What to work on: Check each line of the records below and collect those holding "screenshot".

Listing:
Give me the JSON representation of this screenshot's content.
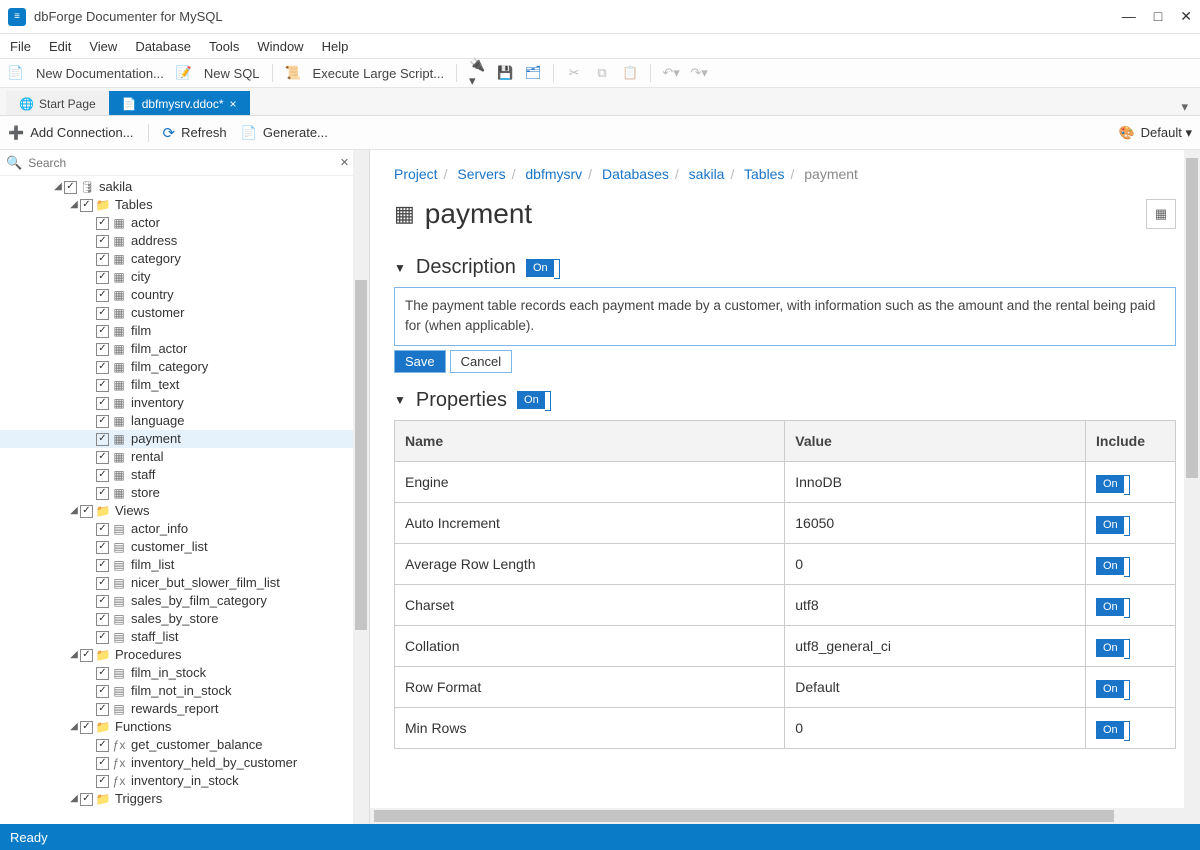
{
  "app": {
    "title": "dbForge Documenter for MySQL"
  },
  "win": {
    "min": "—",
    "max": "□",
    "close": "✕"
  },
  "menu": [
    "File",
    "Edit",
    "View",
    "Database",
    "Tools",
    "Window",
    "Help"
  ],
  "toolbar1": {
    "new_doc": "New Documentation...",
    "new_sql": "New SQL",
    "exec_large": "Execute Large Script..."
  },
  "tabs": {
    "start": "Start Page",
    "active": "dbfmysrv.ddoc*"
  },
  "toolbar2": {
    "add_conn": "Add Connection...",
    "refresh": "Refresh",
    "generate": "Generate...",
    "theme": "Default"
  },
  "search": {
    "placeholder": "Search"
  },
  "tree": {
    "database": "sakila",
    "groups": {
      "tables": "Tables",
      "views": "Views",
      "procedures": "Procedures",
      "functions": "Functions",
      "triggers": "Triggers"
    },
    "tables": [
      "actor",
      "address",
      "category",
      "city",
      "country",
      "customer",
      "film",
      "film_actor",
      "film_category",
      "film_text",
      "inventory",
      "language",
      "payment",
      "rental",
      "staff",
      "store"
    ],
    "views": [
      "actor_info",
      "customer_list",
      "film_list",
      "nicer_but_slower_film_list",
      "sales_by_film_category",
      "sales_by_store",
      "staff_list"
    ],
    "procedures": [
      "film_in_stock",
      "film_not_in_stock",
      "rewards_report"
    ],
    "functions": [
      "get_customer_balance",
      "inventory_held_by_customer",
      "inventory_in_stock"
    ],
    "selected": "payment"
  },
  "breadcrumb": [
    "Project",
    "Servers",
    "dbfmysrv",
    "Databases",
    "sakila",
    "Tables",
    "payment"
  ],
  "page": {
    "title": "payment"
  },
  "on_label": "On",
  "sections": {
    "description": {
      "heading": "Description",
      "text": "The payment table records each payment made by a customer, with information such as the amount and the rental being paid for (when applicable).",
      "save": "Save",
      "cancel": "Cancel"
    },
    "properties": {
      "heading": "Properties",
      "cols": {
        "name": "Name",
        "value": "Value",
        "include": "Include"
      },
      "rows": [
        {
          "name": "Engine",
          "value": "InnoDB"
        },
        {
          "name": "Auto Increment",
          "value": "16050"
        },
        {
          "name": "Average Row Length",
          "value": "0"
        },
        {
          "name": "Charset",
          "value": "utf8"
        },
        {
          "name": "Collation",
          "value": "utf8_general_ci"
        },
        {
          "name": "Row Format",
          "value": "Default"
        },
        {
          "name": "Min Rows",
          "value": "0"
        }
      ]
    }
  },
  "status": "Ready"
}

--

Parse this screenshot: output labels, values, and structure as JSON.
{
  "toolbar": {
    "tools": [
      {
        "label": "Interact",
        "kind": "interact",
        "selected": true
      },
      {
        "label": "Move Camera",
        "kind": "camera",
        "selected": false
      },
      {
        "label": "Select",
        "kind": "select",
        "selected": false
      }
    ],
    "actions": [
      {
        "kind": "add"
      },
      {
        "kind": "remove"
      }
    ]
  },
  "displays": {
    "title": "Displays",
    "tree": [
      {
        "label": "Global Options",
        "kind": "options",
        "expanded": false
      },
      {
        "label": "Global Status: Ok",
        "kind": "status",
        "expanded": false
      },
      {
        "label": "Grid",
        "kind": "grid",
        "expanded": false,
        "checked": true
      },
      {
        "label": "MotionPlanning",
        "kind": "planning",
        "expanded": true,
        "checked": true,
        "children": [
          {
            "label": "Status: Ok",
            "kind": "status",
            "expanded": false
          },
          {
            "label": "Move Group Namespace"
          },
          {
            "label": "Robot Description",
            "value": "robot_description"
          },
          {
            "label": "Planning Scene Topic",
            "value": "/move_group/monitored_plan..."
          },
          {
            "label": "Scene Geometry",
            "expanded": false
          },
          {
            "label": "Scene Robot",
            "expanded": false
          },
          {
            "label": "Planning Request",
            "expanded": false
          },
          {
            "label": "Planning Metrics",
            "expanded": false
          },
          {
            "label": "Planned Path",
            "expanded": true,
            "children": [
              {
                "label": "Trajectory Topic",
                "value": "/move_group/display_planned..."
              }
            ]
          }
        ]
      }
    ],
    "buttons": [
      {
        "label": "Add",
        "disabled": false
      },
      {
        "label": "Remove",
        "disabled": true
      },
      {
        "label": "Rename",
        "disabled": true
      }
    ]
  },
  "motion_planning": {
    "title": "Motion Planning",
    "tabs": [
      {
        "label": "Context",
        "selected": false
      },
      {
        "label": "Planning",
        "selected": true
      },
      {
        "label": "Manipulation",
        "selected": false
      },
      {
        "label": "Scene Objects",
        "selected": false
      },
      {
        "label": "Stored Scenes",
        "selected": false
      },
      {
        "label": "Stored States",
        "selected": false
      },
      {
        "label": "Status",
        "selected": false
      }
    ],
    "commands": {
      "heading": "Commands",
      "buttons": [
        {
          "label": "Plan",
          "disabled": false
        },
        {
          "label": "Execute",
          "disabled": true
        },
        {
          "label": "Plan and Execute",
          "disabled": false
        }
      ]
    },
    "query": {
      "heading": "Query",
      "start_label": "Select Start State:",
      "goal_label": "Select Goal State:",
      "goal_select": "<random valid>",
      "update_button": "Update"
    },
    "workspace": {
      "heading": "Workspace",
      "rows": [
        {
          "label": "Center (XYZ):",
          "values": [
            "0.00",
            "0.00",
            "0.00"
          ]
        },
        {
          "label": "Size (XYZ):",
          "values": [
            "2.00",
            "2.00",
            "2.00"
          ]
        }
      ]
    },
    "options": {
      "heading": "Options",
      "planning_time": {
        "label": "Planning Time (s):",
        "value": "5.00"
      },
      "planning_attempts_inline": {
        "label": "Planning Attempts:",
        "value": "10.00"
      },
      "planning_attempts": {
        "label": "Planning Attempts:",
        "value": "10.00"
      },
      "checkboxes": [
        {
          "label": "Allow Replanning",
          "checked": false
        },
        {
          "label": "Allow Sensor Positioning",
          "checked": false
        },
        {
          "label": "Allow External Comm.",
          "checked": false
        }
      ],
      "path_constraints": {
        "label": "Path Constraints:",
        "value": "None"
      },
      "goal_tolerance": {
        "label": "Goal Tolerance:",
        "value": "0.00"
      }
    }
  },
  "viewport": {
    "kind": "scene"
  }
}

Solution to this exercise:
Give me the JSON representation of this screenshot's content.
Parse this screenshot: output labels, values, and structure as JSON.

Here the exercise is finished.